GIVEN RECORDS ::
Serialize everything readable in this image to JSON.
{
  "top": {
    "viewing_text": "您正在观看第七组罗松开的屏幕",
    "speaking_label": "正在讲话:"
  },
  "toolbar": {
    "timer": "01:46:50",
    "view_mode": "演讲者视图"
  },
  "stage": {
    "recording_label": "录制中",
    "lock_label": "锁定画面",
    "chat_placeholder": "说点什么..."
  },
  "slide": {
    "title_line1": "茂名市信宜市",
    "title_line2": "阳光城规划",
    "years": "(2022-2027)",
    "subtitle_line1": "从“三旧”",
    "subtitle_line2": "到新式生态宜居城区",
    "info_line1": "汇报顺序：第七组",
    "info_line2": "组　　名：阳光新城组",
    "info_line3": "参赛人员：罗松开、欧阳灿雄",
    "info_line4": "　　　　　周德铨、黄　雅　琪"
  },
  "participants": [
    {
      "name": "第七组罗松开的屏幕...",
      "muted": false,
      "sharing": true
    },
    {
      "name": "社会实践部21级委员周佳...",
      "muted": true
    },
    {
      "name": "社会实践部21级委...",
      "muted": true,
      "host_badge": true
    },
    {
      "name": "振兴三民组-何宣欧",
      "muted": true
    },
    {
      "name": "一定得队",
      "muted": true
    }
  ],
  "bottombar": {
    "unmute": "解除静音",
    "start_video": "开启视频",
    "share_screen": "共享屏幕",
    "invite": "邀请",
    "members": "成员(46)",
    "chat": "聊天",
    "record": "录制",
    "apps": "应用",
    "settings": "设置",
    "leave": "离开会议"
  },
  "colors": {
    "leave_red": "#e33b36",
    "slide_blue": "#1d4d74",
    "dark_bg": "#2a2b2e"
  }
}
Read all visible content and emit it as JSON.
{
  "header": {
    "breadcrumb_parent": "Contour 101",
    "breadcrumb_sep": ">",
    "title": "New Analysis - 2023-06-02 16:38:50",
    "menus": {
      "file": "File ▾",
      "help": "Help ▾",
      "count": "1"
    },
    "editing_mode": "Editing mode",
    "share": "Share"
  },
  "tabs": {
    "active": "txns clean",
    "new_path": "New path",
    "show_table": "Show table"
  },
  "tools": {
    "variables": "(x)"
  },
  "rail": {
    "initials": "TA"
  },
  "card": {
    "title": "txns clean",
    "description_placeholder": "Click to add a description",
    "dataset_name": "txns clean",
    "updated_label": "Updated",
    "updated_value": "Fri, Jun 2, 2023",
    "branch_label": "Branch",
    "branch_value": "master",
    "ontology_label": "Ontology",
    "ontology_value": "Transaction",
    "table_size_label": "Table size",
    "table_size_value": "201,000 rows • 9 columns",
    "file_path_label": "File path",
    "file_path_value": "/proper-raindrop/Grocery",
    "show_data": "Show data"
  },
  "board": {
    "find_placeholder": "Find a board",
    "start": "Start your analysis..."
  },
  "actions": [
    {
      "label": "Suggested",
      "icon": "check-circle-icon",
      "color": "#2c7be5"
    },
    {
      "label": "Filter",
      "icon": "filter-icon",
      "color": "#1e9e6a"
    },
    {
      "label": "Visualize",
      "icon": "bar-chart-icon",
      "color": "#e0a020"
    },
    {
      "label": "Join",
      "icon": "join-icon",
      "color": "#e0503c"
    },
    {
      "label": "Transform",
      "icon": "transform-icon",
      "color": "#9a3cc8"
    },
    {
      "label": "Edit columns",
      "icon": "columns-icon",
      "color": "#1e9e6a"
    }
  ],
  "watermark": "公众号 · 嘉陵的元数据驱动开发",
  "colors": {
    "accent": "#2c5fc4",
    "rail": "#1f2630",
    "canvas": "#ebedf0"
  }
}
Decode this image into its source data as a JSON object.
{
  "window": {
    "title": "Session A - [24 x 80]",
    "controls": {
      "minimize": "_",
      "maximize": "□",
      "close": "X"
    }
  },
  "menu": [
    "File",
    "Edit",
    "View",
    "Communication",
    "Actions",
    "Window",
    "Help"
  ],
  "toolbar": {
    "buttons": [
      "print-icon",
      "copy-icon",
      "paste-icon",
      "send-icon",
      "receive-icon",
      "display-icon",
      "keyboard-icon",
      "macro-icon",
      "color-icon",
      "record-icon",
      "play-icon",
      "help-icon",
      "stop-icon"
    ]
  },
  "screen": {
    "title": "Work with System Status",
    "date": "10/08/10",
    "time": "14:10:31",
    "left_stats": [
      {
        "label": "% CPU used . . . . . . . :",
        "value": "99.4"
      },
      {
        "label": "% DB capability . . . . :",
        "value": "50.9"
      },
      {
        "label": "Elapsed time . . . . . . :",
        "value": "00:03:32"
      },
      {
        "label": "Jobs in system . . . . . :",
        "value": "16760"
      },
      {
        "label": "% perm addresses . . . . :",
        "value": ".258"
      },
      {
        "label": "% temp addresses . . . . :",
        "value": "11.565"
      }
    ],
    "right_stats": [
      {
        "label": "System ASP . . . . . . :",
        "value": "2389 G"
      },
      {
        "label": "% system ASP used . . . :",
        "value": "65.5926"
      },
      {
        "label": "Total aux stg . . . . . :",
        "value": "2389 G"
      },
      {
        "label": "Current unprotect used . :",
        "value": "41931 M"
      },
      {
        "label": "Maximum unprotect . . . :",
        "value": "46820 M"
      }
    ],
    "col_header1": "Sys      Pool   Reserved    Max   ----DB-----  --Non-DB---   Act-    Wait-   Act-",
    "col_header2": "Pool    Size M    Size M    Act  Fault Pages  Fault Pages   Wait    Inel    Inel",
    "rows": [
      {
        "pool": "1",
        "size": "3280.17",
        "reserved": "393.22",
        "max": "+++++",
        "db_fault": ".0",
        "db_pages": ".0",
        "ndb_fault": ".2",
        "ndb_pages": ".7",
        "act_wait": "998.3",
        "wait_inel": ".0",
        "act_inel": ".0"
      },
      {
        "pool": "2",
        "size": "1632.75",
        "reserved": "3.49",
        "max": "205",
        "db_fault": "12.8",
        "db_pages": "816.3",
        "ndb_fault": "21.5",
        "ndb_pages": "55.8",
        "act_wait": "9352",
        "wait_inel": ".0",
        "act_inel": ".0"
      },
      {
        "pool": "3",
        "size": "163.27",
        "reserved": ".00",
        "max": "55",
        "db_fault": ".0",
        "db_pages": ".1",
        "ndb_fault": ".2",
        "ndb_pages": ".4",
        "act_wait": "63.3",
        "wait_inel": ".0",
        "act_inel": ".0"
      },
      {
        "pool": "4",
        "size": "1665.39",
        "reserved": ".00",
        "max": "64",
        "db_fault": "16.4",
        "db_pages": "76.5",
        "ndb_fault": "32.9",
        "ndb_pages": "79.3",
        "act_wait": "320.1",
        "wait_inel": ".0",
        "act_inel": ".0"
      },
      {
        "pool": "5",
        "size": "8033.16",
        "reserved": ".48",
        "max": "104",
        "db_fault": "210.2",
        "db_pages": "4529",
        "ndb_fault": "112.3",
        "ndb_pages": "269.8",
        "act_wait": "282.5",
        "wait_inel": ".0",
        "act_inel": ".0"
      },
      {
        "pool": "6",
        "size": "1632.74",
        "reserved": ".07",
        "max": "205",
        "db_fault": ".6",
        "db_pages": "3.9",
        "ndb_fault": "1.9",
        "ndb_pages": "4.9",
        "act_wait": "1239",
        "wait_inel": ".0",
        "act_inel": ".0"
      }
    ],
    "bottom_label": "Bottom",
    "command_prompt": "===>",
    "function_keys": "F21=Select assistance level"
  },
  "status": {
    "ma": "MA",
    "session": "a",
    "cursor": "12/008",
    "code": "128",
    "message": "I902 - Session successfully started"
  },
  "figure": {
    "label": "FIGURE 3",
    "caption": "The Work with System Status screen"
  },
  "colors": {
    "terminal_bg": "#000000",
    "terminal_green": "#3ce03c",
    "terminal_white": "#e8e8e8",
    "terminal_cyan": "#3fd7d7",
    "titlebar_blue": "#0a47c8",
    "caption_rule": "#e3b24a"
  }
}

TASK DIRECTIONS ::
Copy out every line from the material above in which the word "rows" appears.

ANSWER FOR THE TASK ::
    "table_size_value": "201,000 rows • 9 columns",
    "rows": [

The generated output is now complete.